(Exercise) Check each line of the listing, and copy it if it contains the word "VOORUIT".

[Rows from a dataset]
——

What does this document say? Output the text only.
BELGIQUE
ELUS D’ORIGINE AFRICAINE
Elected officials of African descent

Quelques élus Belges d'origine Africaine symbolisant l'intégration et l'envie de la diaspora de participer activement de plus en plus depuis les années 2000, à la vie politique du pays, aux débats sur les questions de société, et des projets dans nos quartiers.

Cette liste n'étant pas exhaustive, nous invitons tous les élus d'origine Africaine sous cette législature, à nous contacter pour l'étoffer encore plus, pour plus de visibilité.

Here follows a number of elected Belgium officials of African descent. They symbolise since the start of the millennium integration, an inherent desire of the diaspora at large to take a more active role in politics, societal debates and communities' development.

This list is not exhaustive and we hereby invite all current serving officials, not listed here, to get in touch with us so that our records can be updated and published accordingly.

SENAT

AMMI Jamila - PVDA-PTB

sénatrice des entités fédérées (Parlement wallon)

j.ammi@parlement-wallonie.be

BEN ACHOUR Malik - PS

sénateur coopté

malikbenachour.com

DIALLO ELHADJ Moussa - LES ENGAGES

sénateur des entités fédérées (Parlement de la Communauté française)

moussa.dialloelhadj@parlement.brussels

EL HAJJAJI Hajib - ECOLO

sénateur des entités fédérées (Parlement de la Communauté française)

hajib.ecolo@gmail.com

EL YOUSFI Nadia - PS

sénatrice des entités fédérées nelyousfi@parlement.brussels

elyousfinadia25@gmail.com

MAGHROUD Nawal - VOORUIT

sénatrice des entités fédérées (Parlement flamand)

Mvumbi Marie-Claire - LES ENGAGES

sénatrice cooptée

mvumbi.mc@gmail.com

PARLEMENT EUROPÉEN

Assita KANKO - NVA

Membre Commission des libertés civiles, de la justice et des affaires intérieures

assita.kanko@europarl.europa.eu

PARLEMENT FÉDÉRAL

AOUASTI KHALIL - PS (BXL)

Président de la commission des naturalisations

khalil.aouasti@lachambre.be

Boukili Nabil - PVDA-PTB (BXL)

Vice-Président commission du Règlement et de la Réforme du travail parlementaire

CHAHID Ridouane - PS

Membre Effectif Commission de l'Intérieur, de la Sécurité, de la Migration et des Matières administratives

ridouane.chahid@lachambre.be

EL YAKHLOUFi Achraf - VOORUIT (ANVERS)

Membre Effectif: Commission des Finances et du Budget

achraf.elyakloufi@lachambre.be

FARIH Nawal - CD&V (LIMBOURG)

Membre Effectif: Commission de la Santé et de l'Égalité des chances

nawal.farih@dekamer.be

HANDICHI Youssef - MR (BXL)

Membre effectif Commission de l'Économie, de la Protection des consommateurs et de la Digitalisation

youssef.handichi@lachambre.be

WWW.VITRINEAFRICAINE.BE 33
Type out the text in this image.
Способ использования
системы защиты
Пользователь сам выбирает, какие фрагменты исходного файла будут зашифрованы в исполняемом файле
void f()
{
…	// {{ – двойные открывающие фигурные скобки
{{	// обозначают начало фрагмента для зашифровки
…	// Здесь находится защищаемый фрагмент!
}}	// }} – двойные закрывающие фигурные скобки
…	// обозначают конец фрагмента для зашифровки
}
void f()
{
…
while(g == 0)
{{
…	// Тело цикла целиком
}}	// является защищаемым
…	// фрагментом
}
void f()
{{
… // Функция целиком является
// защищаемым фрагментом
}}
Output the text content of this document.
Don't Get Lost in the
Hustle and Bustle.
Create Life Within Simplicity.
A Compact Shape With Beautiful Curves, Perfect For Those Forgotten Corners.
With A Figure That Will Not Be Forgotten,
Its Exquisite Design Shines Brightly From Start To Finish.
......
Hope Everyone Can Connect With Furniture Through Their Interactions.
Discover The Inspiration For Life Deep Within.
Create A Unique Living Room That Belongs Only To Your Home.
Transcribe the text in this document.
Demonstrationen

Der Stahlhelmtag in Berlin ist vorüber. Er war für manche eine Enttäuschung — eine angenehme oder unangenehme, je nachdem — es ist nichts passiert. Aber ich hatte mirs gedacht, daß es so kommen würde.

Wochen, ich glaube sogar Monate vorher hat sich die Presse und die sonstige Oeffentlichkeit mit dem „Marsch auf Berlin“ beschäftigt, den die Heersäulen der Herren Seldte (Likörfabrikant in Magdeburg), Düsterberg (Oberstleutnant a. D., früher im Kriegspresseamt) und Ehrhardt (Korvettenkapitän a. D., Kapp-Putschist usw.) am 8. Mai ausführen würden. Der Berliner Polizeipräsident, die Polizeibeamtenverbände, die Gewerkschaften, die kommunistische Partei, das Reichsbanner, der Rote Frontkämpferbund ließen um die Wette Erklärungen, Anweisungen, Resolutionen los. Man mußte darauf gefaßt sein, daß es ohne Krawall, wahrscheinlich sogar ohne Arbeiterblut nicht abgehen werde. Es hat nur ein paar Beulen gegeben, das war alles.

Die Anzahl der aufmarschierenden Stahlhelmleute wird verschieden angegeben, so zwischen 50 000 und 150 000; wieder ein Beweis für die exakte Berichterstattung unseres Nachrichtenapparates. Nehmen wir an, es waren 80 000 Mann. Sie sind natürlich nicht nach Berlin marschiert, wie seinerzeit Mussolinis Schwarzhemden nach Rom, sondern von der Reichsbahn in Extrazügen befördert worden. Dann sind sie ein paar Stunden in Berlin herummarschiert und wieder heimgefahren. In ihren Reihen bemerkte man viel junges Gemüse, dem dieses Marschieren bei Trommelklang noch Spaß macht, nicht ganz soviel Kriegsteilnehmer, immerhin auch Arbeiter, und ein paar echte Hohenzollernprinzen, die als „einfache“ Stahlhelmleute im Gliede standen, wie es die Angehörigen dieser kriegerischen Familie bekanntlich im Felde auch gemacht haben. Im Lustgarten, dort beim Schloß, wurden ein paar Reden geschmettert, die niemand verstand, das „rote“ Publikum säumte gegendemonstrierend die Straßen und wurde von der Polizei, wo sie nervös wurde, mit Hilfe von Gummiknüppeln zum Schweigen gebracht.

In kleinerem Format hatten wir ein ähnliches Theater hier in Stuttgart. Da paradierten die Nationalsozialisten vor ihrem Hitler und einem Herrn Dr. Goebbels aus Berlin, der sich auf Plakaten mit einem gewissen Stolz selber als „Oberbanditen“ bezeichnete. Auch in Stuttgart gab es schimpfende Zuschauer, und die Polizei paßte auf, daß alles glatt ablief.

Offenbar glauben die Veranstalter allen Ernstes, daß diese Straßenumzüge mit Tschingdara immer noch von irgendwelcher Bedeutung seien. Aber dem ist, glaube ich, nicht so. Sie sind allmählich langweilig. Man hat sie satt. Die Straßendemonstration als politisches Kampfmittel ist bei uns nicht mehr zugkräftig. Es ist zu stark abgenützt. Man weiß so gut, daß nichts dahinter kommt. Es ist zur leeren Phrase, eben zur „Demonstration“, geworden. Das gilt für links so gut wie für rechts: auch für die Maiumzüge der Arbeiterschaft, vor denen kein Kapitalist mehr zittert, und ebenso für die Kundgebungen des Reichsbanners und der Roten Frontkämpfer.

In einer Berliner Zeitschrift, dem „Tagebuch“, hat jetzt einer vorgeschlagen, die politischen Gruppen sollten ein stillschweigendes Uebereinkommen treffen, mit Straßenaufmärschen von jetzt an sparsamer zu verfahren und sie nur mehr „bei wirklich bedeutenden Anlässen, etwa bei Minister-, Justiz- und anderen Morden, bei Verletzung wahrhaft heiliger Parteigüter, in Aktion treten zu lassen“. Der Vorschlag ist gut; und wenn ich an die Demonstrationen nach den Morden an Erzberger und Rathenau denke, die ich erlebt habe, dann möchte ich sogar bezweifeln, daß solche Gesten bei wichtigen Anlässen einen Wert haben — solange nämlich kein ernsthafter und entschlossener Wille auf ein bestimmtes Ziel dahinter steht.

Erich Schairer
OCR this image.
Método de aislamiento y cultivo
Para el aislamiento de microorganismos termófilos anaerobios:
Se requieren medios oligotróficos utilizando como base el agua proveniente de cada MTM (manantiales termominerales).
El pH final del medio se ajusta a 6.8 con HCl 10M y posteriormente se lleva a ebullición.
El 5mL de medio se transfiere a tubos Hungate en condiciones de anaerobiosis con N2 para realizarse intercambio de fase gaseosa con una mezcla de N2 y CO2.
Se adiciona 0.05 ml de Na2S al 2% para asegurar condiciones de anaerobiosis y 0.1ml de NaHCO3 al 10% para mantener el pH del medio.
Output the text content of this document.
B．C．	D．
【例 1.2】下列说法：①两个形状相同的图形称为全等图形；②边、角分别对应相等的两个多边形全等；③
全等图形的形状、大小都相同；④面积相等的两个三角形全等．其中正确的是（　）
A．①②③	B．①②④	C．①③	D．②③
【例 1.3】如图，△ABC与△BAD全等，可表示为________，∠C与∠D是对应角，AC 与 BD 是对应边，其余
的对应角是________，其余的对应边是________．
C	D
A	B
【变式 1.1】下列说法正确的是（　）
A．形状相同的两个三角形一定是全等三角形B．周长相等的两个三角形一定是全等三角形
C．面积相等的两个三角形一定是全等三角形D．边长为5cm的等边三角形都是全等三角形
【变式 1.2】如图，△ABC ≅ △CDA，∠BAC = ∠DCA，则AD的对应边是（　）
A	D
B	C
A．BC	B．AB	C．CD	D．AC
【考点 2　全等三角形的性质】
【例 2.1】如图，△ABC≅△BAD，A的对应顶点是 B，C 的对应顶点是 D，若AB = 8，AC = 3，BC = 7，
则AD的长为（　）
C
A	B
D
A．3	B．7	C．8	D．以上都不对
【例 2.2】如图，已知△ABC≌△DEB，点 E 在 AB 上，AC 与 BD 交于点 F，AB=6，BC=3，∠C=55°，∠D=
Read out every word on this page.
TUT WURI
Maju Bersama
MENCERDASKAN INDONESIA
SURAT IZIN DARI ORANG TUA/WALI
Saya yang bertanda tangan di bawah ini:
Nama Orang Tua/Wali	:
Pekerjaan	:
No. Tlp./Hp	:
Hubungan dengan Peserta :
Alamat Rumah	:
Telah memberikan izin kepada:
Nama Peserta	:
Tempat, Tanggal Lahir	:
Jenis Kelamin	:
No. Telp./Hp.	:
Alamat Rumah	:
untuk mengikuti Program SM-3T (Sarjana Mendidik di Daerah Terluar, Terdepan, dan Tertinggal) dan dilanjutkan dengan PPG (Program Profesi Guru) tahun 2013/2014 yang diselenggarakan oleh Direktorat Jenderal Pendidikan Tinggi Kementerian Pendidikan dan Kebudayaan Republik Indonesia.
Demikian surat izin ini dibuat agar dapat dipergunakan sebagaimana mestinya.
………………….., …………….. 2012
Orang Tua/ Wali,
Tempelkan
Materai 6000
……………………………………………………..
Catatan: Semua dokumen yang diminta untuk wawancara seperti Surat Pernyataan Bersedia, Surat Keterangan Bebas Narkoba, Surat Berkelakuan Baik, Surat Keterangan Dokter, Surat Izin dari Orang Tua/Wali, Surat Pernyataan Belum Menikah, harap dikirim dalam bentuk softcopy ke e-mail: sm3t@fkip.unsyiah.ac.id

——

(In response)
MAGHROUD Nawal - VOORUIT
EL YAKHLOUFi Achraf - VOORUIT (ANVERS)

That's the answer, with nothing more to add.